> The records:
* Begin *

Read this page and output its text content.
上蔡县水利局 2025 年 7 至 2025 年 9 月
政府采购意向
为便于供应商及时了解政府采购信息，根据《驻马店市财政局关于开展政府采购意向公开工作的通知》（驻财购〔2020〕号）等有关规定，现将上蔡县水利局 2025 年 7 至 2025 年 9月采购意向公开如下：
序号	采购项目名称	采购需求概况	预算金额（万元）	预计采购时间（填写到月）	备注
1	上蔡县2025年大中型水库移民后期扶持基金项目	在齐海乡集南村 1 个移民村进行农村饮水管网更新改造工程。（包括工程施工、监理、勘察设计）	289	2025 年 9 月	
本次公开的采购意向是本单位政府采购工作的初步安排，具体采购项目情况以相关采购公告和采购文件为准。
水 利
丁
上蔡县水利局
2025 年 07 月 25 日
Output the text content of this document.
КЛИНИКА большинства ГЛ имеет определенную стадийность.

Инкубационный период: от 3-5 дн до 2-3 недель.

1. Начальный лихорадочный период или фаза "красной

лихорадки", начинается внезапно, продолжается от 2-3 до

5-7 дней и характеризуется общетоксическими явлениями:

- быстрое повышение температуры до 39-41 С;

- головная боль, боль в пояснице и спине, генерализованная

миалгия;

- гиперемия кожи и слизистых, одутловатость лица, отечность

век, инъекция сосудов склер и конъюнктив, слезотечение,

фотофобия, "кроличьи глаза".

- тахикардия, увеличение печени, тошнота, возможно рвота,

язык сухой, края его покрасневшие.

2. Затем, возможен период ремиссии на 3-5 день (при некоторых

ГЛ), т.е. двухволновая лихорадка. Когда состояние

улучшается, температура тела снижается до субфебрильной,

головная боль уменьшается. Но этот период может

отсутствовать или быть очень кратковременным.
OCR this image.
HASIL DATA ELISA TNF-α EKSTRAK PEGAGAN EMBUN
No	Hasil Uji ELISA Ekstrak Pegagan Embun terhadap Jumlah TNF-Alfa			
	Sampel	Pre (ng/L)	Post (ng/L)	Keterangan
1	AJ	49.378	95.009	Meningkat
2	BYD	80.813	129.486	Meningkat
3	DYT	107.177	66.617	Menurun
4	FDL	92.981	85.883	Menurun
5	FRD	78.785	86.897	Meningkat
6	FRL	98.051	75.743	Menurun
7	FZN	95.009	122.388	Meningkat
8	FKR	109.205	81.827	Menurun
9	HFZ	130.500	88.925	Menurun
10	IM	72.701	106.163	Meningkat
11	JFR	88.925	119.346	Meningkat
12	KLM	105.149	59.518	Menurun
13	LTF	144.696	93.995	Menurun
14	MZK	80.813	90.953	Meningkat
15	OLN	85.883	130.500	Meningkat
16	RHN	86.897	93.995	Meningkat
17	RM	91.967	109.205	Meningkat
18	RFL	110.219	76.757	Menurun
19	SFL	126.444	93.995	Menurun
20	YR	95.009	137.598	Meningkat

* End *

> Aim:
Return each full line of the entries that contains the word "головная".

> Answer:
- головная боль, боль в пояснице и спине, генерализованная
головная боль уменьшается. Но этот период может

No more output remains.